▶ Task directions: Leave out the pictures and copy each record below exactly.

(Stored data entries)
-- begin --
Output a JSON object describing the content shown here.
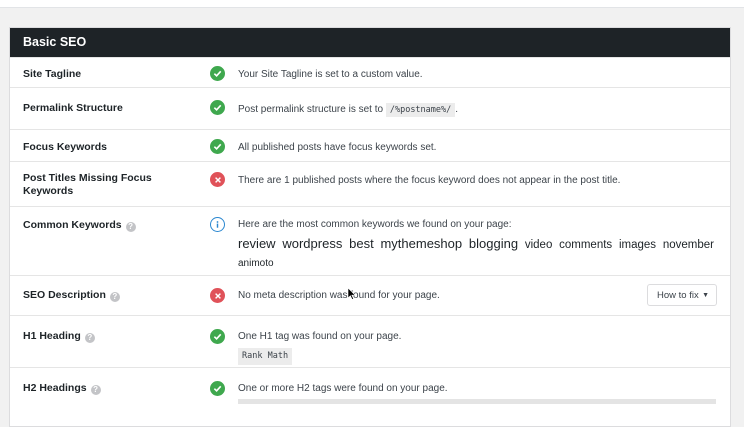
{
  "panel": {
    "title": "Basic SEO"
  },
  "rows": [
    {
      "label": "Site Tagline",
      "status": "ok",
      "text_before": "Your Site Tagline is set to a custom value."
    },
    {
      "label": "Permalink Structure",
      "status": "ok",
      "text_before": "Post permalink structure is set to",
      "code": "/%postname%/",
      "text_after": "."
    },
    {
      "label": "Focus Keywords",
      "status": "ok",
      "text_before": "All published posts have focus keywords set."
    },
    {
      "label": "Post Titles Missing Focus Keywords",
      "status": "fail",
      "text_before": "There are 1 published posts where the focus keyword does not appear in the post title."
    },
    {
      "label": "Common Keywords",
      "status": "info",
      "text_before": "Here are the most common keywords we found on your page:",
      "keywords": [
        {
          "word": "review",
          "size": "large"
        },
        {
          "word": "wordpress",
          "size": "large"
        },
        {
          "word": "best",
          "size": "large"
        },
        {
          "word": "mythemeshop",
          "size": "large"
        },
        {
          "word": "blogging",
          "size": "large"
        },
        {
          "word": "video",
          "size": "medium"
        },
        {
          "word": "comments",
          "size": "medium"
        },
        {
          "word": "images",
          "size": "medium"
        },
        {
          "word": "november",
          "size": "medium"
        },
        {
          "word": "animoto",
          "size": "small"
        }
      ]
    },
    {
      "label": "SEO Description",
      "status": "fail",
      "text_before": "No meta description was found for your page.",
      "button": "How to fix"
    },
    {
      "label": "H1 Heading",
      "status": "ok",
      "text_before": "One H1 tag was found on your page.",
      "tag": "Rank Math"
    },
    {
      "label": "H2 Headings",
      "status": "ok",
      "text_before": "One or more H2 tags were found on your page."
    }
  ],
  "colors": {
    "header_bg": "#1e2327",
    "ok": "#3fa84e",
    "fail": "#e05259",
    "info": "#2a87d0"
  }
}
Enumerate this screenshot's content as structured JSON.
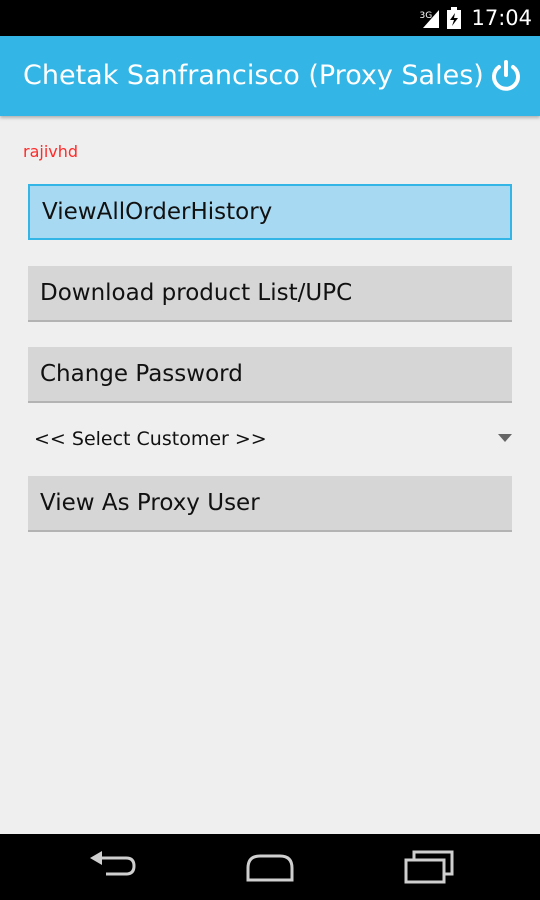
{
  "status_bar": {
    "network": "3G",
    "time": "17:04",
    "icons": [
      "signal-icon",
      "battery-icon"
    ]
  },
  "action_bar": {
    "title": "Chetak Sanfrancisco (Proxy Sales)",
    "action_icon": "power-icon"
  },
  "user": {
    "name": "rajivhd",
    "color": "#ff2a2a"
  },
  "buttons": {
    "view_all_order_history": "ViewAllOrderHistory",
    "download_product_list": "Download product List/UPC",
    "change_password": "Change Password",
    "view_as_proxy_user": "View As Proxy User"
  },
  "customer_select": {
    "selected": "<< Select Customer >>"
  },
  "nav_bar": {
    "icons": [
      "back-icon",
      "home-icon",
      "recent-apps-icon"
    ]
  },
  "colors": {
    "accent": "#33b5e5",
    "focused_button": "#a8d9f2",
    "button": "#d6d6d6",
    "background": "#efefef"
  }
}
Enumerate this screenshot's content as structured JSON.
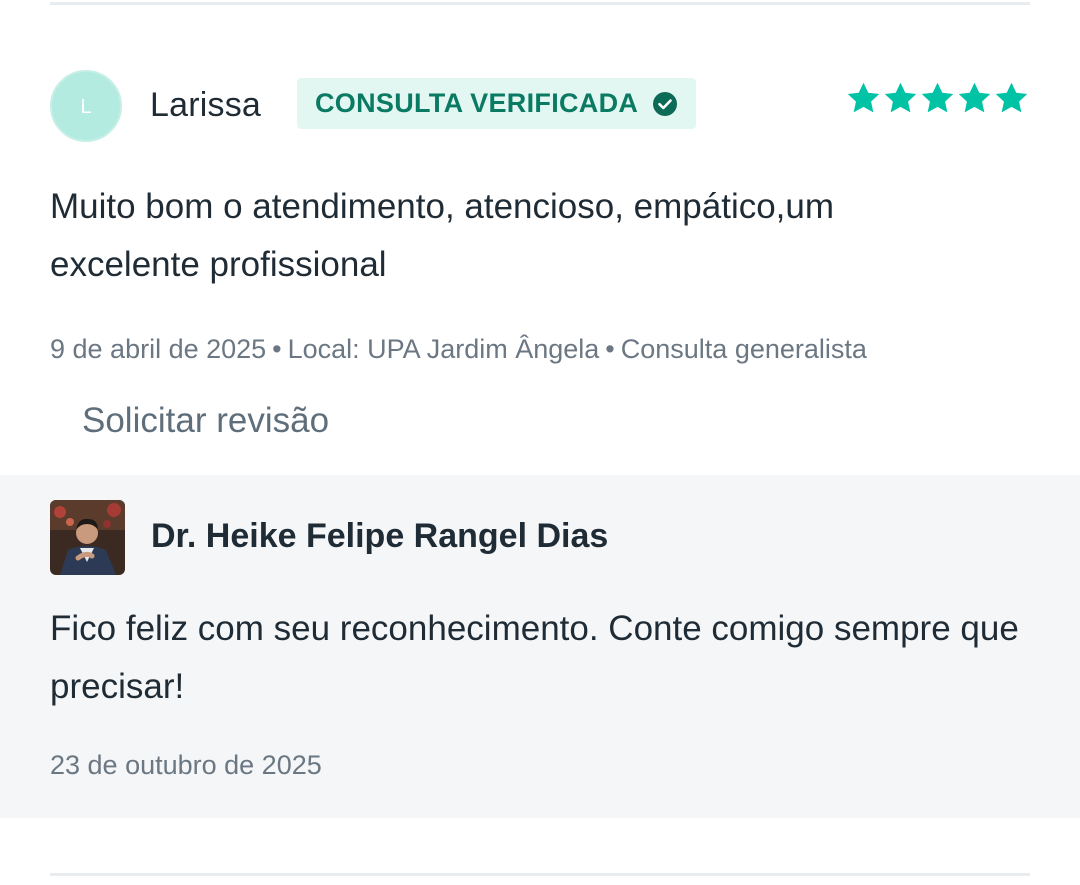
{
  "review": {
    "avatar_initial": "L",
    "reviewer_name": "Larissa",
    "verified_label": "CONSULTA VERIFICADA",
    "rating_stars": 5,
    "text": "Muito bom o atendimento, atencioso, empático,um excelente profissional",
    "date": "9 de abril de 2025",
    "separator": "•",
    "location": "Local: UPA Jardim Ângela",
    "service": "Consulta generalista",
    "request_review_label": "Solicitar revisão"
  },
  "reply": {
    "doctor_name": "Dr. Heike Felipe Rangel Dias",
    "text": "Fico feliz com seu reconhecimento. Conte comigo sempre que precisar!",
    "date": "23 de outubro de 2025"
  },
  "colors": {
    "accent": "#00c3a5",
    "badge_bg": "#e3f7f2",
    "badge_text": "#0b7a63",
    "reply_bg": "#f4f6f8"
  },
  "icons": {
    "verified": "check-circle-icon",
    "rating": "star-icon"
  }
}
-- end --
▶ Problem solution:
Output a JSON object describing the content shown here.
{
  "panel": {
    "title": "Basic SEO"
  },
  "rows": [
    {
      "label": "Site Tagline",
      "status": "ok",
      "text_before": "Your Site Tagline is set to a custom value."
    },
    {
      "label": "Permalink Structure",
      "status": "ok",
      "text_before": "Post permalink structure is set to",
      "code": "/%postname%/",
      "text_after": "."
    },
    {
      "label": "Focus Keywords",
      "status": "ok",
      "text_before": "All published posts have focus keywords set."
    },
    {
      "label": "Post Titles Missing Focus Keywords",
      "status": "fail",
      "text_before": "There are 1 published posts where the focus keyword does not appear in the post title."
    },
    {
      "label": "Common Keywords",
      "status": "info",
      "text_before": "Here are the most common keywords we found on your page:",
      "keywords": [
        {
          "word": "review",
          "size": "large"
        },
        {
          "word": "wordpress",
          "size": "large"
        },
        {
          "word": "best",
          "size": "large"
        },
        {
          "word": "mythemeshop",
          "size": "large"
        },
        {
          "word": "blogging",
          "size": "large"
        },
        {
          "word": "video",
          "size": "medium"
        },
        {
          "word": "comments",
          "size": "medium"
        },
        {
          "word": "images",
          "size": "medium"
        },
        {
          "word": "november",
          "size": "medium"
        },
        {
          "word": "animoto",
          "size": "small"
        }
      ]
    },
    {
      "label": "SEO Description",
      "status": "fail",
      "text_before": "No meta description was found for your page.",
      "button": "How to fix"
    },
    {
      "label": "H1 Heading",
      "status": "ok",
      "text_before": "One H1 tag was found on your page.",
      "tag": "Rank Math"
    },
    {
      "label": "H2 Headings",
      "status": "ok",
      "text_before": "One or more H2 tags were found on your page."
    }
  ],
  "colors": {
    "header_bg": "#1e2327",
    "ok": "#3fa84e",
    "fail": "#e05259",
    "info": "#2a87d0"
  }
}
Enumerate this screenshot's content as structured JSON.
{
  "status_bar": {
    "network": "3G",
    "time": "17:04",
    "icons": [
      "signal-icon",
      "battery-icon"
    ]
  },
  "action_bar": {
    "title": "Chetak Sanfrancisco (Proxy Sales)",
    "action_icon": "power-icon"
  },
  "user": {
    "name": "rajivhd",
    "color": "#ff2a2a"
  },
  "buttons": {
    "view_all_order_history": "ViewAllOrderHistory",
    "download_product_list": "Download product List/UPC",
    "change_password": "Change Password",
    "view_as_proxy_user": "View As Proxy User"
  },
  "customer_select": {
    "selected": "<< Select Customer >>"
  },
  "nav_bar": {
    "icons": [
      "back-icon",
      "home-icon",
      "recent-apps-icon"
    ]
  },
  "colors": {
    "accent": "#33b5e5",
    "focused_button": "#a8d9f2",
    "button": "#d6d6d6",
    "background": "#efefef"
  }
}
Enumerate this screenshot's content as structured JSON.
{
  "review": {
    "avatar_initial": "L",
    "reviewer_name": "Larissa",
    "verified_label": "CONSULTA VERIFICADA",
    "rating_stars": 5,
    "text": "Muito bom o atendimento, atencioso, empático,um excelente profissional",
    "date": "9 de abril de 2025",
    "separator": "•",
    "location": "Local: UPA Jardim Ângela",
    "service": "Consulta generalista",
    "request_review_label": "Solicitar revisão"
  },
  "reply": {
    "doctor_name": "Dr. Heike Felipe Rangel Dias",
    "text": "Fico feliz com seu reconhecimento. Conte comigo sempre que precisar!",
    "date": "23 de outubro de 2025"
  },
  "colors": {
    "accent": "#00c3a5",
    "badge_bg": "#e3f7f2",
    "badge_text": "#0b7a63",
    "reply_bg": "#f4f6f8"
  },
  "icons": {
    "verified": "check-circle-icon",
    "rating": "star-icon"
  }
}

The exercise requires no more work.